[Do this] Find each line holding the word "الحكمة" and give the number of such lines, nothing else.

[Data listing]
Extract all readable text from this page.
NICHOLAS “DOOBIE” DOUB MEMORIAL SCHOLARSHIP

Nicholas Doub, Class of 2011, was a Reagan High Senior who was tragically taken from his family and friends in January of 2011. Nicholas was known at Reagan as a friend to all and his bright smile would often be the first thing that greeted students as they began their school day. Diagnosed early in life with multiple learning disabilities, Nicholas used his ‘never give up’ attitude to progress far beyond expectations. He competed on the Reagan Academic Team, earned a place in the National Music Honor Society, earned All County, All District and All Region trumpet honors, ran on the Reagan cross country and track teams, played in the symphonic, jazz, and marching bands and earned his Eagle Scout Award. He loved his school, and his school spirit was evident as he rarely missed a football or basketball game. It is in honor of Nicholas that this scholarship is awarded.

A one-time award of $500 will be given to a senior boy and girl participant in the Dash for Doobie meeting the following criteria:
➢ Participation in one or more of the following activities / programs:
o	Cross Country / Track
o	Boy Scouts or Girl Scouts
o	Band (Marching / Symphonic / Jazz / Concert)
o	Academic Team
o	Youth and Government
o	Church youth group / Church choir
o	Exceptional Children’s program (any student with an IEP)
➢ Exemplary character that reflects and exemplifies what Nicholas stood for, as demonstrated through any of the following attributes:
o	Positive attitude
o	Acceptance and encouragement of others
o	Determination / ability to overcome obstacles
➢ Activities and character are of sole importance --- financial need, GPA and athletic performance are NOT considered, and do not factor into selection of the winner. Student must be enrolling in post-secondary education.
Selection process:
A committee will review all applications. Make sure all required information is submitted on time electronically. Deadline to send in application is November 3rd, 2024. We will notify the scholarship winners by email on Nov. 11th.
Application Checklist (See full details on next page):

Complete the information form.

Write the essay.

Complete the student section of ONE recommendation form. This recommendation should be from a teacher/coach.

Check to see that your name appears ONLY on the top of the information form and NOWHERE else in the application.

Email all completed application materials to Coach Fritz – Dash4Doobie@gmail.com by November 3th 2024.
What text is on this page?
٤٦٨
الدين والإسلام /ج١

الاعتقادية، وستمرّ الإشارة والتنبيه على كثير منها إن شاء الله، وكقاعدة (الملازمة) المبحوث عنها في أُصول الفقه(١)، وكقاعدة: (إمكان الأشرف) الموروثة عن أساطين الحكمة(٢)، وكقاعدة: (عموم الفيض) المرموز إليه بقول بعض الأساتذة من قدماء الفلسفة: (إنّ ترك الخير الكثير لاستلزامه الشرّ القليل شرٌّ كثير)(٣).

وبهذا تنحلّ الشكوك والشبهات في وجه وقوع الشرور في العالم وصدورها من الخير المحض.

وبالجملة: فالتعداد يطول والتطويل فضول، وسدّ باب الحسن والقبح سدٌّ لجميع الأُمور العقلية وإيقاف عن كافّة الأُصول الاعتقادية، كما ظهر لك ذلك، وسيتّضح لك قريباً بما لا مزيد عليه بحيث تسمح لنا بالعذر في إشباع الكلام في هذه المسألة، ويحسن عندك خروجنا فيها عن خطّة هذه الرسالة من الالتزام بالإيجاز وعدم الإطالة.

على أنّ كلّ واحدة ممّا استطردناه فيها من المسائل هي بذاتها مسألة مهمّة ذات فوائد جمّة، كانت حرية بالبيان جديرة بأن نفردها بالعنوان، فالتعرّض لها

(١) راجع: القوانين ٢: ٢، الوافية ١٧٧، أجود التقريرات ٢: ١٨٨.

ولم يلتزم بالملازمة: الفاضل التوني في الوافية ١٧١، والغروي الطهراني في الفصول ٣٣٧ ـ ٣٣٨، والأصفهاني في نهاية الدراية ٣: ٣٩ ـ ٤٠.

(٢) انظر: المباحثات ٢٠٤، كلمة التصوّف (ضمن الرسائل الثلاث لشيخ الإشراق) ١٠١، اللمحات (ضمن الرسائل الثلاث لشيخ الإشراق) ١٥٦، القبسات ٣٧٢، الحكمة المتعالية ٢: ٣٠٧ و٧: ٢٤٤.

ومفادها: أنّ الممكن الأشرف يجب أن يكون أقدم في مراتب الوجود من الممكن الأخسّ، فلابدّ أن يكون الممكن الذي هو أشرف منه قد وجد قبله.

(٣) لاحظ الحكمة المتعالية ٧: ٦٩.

[Expected answer] 3